[Spatial annotation entries]
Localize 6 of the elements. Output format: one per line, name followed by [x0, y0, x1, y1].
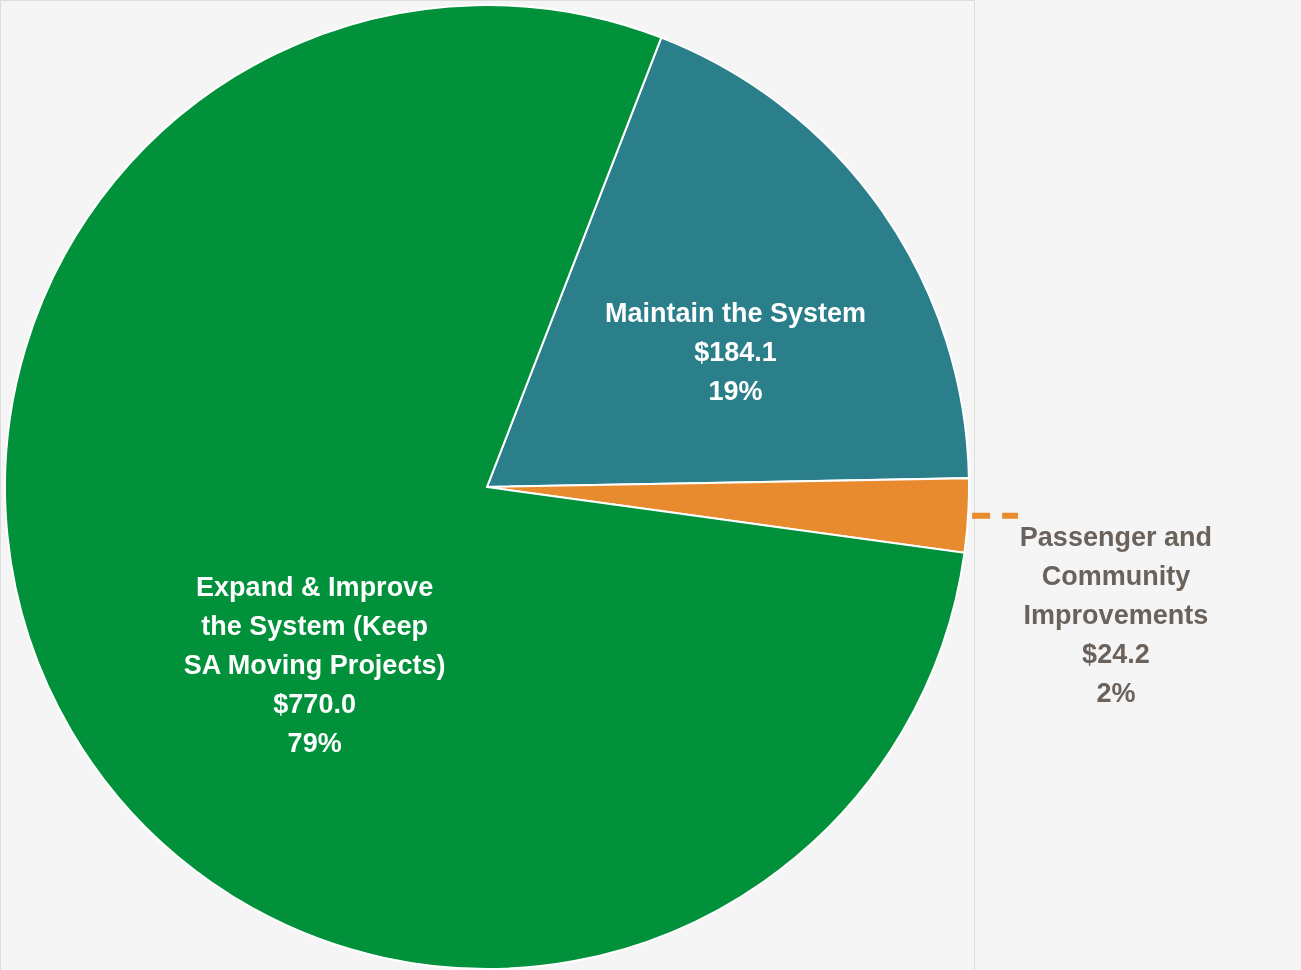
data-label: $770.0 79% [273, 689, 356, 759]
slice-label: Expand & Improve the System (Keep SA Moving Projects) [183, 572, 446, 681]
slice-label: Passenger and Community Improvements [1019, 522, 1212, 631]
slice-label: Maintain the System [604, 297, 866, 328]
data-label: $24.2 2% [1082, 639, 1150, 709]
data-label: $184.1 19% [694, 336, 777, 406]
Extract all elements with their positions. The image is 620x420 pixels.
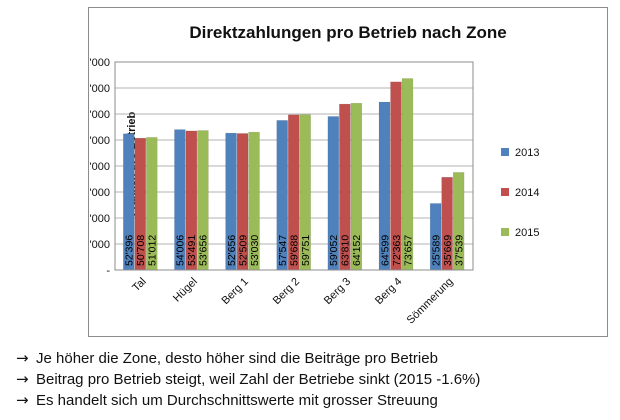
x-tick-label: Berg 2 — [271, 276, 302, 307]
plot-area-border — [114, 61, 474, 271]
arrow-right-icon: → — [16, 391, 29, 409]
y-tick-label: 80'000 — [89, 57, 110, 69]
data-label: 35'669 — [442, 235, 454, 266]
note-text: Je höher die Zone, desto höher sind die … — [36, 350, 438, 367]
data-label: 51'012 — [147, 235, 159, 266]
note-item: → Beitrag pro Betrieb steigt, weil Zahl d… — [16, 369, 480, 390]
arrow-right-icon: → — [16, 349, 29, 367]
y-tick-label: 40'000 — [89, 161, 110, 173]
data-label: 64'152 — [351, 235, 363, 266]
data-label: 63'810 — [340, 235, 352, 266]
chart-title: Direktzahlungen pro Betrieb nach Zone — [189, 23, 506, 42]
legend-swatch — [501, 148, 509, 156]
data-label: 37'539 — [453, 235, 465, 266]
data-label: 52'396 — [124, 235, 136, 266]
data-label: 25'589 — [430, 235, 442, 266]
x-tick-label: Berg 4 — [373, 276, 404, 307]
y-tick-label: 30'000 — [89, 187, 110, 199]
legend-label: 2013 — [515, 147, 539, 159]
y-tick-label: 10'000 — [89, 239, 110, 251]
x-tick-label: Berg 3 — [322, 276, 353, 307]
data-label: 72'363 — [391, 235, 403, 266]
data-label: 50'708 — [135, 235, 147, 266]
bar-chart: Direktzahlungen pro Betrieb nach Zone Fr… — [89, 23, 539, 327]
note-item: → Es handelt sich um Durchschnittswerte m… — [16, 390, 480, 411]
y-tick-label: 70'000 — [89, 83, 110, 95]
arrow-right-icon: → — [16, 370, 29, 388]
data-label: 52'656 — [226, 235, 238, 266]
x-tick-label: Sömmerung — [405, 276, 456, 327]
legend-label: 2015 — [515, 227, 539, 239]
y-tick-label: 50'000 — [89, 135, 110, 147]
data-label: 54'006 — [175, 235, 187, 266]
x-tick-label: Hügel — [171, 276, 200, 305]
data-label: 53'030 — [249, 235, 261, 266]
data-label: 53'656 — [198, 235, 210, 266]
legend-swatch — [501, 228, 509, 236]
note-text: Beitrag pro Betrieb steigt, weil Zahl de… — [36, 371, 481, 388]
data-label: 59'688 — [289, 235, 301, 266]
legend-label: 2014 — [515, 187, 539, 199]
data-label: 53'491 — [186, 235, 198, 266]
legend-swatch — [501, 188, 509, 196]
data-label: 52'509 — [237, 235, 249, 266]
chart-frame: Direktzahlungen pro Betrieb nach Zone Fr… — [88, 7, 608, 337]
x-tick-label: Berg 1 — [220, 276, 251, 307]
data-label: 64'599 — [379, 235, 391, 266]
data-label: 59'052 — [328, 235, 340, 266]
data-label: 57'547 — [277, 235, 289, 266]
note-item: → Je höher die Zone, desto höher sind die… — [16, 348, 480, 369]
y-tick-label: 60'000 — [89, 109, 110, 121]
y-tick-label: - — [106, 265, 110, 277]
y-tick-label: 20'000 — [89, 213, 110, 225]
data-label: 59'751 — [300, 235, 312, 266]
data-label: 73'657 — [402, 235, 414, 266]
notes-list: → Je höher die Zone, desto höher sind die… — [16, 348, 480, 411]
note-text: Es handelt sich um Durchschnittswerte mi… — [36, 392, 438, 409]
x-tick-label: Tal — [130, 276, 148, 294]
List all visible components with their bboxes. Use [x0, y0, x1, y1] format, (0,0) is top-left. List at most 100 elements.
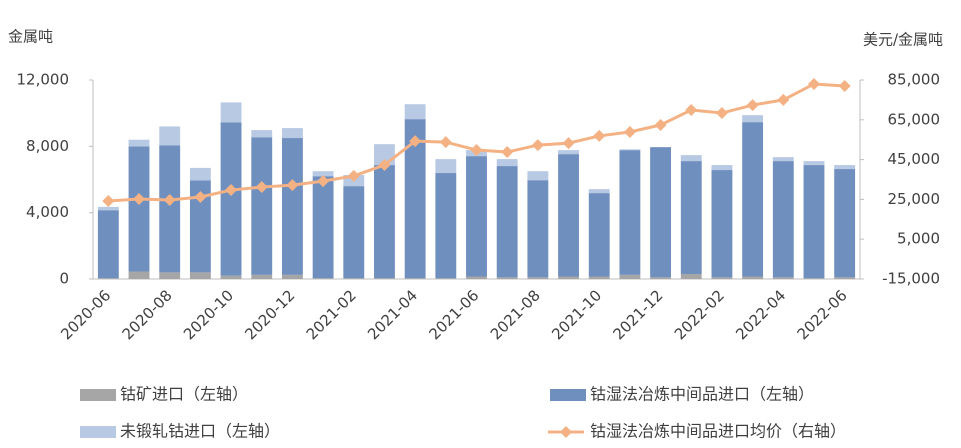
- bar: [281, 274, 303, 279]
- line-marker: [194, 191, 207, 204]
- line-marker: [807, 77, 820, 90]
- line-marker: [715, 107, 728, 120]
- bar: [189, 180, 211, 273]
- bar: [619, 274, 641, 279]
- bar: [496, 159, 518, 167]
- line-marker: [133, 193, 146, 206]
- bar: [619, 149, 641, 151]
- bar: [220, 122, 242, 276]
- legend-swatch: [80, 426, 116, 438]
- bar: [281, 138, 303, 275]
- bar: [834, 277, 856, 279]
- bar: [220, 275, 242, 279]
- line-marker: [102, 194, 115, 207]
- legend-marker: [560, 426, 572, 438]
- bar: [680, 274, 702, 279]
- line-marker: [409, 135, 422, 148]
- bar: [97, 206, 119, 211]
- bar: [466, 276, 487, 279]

AIM: Reproduce every line of the items above without changing a character, but leave the pictures out.

THE RESPONSE:
Localize 6 of the elements. Output format: one per line, name followed by [x0, y0, x1, y1].
data-label: $770.0 79% [273, 689, 356, 759]
slice-label: Expand & Improve the System (Keep SA Moving Projects) [183, 572, 446, 681]
slice-label: Passenger and Community Improvements [1019, 522, 1212, 631]
slice-label: Maintain the System [604, 297, 866, 328]
data-label: $24.2 2% [1082, 639, 1150, 709]
data-label: $184.1 19% [694, 336, 777, 406]
Extract all elements with their positions. The image is 620x420 pixels.
x-tick-label: Berg 2 — [271, 276, 302, 307]
plot-area-border — [114, 61, 474, 271]
arrow-right-icon: → — [16, 391, 29, 409]
y-tick-label: 80'000 — [89, 57, 110, 69]
data-label: 35'669 — [442, 235, 454, 266]
note-text: Je höher die Zone, desto höher sind die … — [36, 350, 438, 367]
data-label: 51'012 — [147, 235, 159, 266]
note-item: → Beitrag pro Betrieb steigt, weil Zahl d… — [16, 369, 480, 390]
arrow-right-icon: → — [16, 349, 29, 367]
y-tick-label: 40'000 — [89, 161, 110, 173]
data-label: 64'152 — [351, 235, 363, 266]
data-label: 63'810 — [340, 235, 352, 266]
chart-title: Direktzahlungen pro Betrieb nach Zone — [189, 23, 506, 42]
legend-swatch — [501, 148, 509, 156]
data-label: 37'539 — [453, 235, 465, 266]
data-label: 52'396 — [124, 235, 136, 266]
data-label: 25'589 — [430, 235, 442, 266]
x-tick-label: Berg 4 — [373, 276, 404, 307]
y-tick-label: 30'000 — [89, 187, 110, 199]
legend-label: 2013 — [515, 147, 539, 159]
y-tick-label: 10'000 — [89, 239, 110, 251]
x-tick-label: Berg 3 — [322, 276, 353, 307]
data-label: 72'363 — [391, 235, 403, 266]
data-label: 50'708 — [135, 235, 147, 266]
bar-chart: Direktzahlungen pro Betrieb nach Zone Fr… — [89, 23, 539, 327]
note-item: → Es handelt sich um Durchschnittswerte m… — [16, 390, 480, 411]
y-tick-label: 70'000 — [89, 83, 110, 95]
arrow-right-icon: → — [16, 370, 29, 388]
data-label: 52'656 — [226, 235, 238, 266]
x-tick-label: Sömmerung — [405, 276, 456, 327]
legend-label: 2015 — [515, 227, 539, 239]
y-tick-label: 50'000 — [89, 135, 110, 147]
data-label: 54'006 — [175, 235, 187, 266]
x-tick-label: Hügel — [171, 276, 200, 305]
data-label: 53'030 — [249, 235, 261, 266]
data-label: 53'656 — [198, 235, 210, 266]
legend-swatch — [501, 228, 509, 236]
note-text: Beitrag pro Betrieb steigt, weil Zahl de… — [36, 371, 481, 388]
data-label: 59'688 — [289, 235, 301, 266]
legend-label: 2014 — [515, 187, 539, 199]
data-label: 53'491 — [186, 235, 198, 266]
legend-swatch — [501, 188, 509, 196]
data-label: 52'509 — [237, 235, 249, 266]
chart-frame: Direktzahlungen pro Betrieb nach Zone Fr… — [88, 7, 608, 337]
x-tick-label: Berg 1 — [220, 276, 251, 307]
data-label: 64'599 — [379, 235, 391, 266]
data-label: 59'052 — [328, 235, 340, 266]
data-label: 57'547 — [277, 235, 289, 266]
note-item: → Je höher die Zone, desto höher sind die… — [16, 348, 480, 369]
y-tick-label: 60'000 — [89, 109, 110, 121]
y-tick-label: - — [106, 265, 110, 277]
y-tick-label: 20'000 — [89, 213, 110, 225]
data-label: 59'751 — [300, 235, 312, 266]
data-label: 73'657 — [402, 235, 414, 266]
notes-list: → Je höher die Zone, desto höher sind die… — [16, 348, 480, 411]
note-text: Es handelt sich um Durchschnittswerte mi… — [36, 392, 438, 409]
x-tick-label: Tal — [130, 276, 148, 294]
List all visible components with their bboxes. Use [x0, y0, x1, y1] format, (0,0) is top-left. List at most 100 elements.
- bar: [281, 274, 303, 279]
- line-marker: [194, 191, 207, 204]
- line-marker: [807, 77, 820, 90]
- line-marker: [715, 107, 728, 120]
- bar: [189, 180, 211, 273]
- bar: [619, 274, 641, 279]
- bar: [496, 159, 518, 167]
- line-marker: [133, 193, 146, 206]
- bar: [619, 149, 641, 151]
- bar: [220, 122, 242, 276]
- legend-swatch: [80, 426, 116, 438]
- bar: [281, 138, 303, 275]
- bar: [834, 277, 856, 279]
- bar: [220, 275, 242, 279]
- line-marker: [102, 194, 115, 207]
- legend-marker: [560, 426, 572, 438]
- bar: [680, 274, 702, 279]
- line-marker: [409, 135, 422, 148]
- bar: [97, 206, 119, 211]
- bar: [466, 276, 487, 279]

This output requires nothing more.